RECORD EXTRACTS:
..........

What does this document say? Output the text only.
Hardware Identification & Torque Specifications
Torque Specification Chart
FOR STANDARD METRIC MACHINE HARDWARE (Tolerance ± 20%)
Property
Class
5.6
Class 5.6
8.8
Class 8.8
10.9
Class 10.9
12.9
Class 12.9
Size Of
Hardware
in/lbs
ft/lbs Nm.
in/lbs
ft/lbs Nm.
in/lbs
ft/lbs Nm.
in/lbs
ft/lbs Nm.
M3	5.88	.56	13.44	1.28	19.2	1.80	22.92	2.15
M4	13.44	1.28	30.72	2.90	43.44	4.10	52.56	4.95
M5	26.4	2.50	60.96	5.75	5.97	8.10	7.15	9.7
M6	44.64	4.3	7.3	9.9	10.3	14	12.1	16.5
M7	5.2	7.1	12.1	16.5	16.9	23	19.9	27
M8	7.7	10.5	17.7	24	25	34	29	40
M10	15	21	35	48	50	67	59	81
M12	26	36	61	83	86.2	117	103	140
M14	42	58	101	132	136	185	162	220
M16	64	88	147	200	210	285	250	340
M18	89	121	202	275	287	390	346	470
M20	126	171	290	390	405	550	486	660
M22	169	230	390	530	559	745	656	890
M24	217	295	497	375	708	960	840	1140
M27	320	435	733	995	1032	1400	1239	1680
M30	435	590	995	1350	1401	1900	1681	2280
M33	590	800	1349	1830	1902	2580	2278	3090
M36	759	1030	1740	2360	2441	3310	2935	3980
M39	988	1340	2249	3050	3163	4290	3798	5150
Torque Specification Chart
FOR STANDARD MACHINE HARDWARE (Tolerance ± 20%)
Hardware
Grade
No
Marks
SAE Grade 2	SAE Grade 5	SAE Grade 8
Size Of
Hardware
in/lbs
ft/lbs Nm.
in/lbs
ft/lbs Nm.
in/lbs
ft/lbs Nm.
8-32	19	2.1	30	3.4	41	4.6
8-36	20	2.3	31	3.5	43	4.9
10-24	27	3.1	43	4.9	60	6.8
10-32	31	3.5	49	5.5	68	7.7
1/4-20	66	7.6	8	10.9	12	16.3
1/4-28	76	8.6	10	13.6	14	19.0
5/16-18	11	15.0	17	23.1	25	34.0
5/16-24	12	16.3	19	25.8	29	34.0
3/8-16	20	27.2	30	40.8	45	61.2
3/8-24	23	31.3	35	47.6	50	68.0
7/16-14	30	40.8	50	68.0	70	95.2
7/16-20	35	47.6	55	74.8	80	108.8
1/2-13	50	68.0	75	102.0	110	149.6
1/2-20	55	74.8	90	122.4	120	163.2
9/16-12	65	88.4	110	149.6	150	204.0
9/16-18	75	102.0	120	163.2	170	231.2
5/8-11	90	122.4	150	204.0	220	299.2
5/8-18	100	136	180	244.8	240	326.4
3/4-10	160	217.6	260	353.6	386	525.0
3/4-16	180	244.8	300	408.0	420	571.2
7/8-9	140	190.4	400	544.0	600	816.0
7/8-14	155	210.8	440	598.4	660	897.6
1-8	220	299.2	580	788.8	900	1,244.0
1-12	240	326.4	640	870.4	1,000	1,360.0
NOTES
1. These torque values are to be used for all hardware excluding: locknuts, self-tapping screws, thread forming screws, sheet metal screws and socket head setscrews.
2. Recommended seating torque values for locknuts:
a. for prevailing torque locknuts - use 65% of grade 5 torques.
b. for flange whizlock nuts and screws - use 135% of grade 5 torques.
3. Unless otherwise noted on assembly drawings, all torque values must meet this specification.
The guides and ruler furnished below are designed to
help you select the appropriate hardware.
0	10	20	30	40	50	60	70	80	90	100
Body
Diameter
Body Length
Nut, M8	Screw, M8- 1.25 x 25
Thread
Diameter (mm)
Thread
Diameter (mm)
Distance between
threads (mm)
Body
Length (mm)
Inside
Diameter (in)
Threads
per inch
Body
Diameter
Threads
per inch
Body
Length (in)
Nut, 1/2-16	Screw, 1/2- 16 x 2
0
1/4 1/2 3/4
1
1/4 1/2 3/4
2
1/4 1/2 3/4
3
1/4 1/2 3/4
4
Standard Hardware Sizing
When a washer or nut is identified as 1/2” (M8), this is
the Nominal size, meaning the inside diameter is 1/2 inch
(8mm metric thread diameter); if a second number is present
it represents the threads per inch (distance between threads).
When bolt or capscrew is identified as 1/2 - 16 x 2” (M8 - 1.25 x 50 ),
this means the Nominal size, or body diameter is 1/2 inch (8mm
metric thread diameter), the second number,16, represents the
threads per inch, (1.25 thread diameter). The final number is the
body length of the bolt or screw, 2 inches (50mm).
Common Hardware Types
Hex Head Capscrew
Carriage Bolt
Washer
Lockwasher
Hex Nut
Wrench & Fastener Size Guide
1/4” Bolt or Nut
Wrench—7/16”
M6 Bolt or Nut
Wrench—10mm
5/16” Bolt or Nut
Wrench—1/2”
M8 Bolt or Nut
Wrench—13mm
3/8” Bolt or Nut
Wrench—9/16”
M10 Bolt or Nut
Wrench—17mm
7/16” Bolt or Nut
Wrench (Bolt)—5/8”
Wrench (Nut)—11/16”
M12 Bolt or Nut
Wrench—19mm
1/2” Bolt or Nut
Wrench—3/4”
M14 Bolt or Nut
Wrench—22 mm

..........

EXERCISE GOAL: Write out the full listing, keeping every line exactly as it is.

ANSWER TO THIS PROBLEM:
What does this document say? Output the text only.
Hardware Identification & Torque Specifications
Torque Specification Chart
FOR STANDARD METRIC MACHINE HARDWARE (Tolerance ± 20%)
Property
Class
5.6
Class 5.6
8.8
Class 8.8
10.9
Class 10.9
12.9
Class 12.9
Size Of
Hardware
in/lbs
ft/lbs Nm.
in/lbs
ft/lbs Nm.
in/lbs
ft/lbs Nm.
in/lbs
ft/lbs Nm.
M3	5.88	.56	13.44	1.28	19.2	1.80	22.92	2.15
M4	13.44	1.28	30.72	2.90	43.44	4.10	52.56	4.95
M5	26.4	2.50	60.96	5.75	5.97	8.10	7.15	9.7
M6	44.64	4.3	7.3	9.9	10.3	14	12.1	16.5
M7	5.2	7.1	12.1	16.5	16.9	23	19.9	27
M8	7.7	10.5	17.7	24	25	34	29	40
M10	15	21	35	48	50	67	59	81
M12	26	36	61	83	86.2	117	103	140
M14	42	58	101	132	136	185	162	220
M16	64	88	147	200	210	285	250	340
M18	89	121	202	275	287	390	346	470
M20	126	171	290	390	405	550	486	660
M22	169	230	390	530	559	745	656	890
M24	217	295	497	375	708	960	840	1140
M27	320	435	733	995	1032	1400	1239	1680
M30	435	590	995	1350	1401	1900	1681	2280
M33	590	800	1349	1830	1902	2580	2278	3090
M36	759	1030	1740	2360	2441	3310	2935	3980
M39	988	1340	2249	3050	3163	4290	3798	5150
Torque Specification Chart
FOR STANDARD MACHINE HARDWARE (Tolerance ± 20%)
Hardware
Grade
No
Marks
SAE Grade 2	SAE Grade 5	SAE Grade 8
Size Of
Hardware
in/lbs
ft/lbs Nm.
in/lbs
ft/lbs Nm.
in/lbs
ft/lbs Nm.
8-32	19	2.1	30	3.4	41	4.6
8-36	20	2.3	31	3.5	43	4.9
10-24	27	3.1	43	4.9	60	6.8
10-32	31	3.5	49	5.5	68	7.7
1/4-20	66	7.6	8	10.9	12	16.3
1/4-28	76	8.6	10	13.6	14	19.0
5/16-18	11	15.0	17	23.1	25	34.0
5/16-24	12	16.3	19	25.8	29	34.0
3/8-16	20	27.2	30	40.8	45	61.2
3/8-24	23	31.3	35	47.6	50	68.0
7/16-14	30	40.8	50	68.0	70	95.2
7/16-20	35	47.6	55	74.8	80	108.8
1/2-13	50	68.0	75	102.0	110	149.6
1/2-20	55	74.8	90	122.4	120	163.2
9/16-12	65	88.4	110	149.6	150	204.0
9/16-18	75	102.0	120	163.2	170	231.2
5/8-11	90	122.4	150	204.0	220	299.2
5/8-18	100	136	180	244.8	240	326.4
3/4-10	160	217.6	260	353.6	386	525.0
3/4-16	180	244.8	300	408.0	420	571.2
7/8-9	140	190.4	400	544.0	600	816.0
7/8-14	155	210.8	440	598.4	660	897.6
1-8	220	299.2	580	788.8	900	1,244.0
1-12	240	326.4	640	870.4	1,000	1,360.0
NOTES
1. These torque values are to be used for all hardware excluding: locknuts, self-tapping screws, thread forming screws, sheet metal screws and socket head setscrews.
2. Recommended seating torque values for locknuts:
a. for prevailing torque locknuts - use 65% of grade 5 torques.
b. for flange whizlock nuts and screws - use 135% of grade 5 torques.
3. Unless otherwise noted on assembly drawings, all torque values must meet this specification.
The guides and ruler furnished below are designed to
help you select the appropriate hardware.
0	10	20	30	40	50	60	70	80	90	100
Body
Diameter
Body Length
Nut, M8	Screw, M8- 1.25 x 25
Thread
Diameter (mm)
Thread
Diameter (mm)
Distance between
threads (mm)
Body
Length (mm)
Inside
Diameter (in)
Threads
per inch
Body
Diameter
Threads
per inch
Body
Length (in)
Nut, 1/2-16	Screw, 1/2- 16 x 2
0
1/4 1/2 3/4
1
1/4 1/2 3/4
2
1/4 1/2 3/4
3
1/4 1/2 3/4
4
Standard Hardware Sizing
When a washer or nut is identified as 1/2” (M8), this is
the Nominal size, meaning the inside diameter is 1/2 inch
(8mm metric thread diameter); if a second number is present
it represents the threads per inch (distance between threads).
When bolt or capscrew is identified as 1/2 - 16 x 2” (M8 - 1.25 x 50 ),
this means the Nominal size, or body diameter is 1/2 inch (8mm
metric thread diameter), the second number,16, represents the
threads per inch, (1.25 thread diameter). The final number is the
body length of the bolt or screw, 2 inches (50mm).
Common Hardware Types
Hex Head Capscrew
Carriage Bolt
Washer
Lockwasher
Hex Nut
Wrench & Fastener Size Guide
1/4” Bolt or Nut
Wrench—7/16”
M6 Bolt or Nut
Wrench—10mm
5/16” Bolt or Nut
Wrench—1/2”
M8 Bolt or Nut
Wrench—13mm
3/8” Bolt or Nut
Wrench—9/16”
M10 Bolt or Nut
Wrench—17mm
7/16” Bolt or Nut
Wrench (Bolt)—5/8”
Wrench (Nut)—11/16”
M12 Bolt or Nut
Wrench—19mm
1/2” Bolt or Nut
Wrench—3/4”
M14 Bolt or Nut
Wrench—22 mm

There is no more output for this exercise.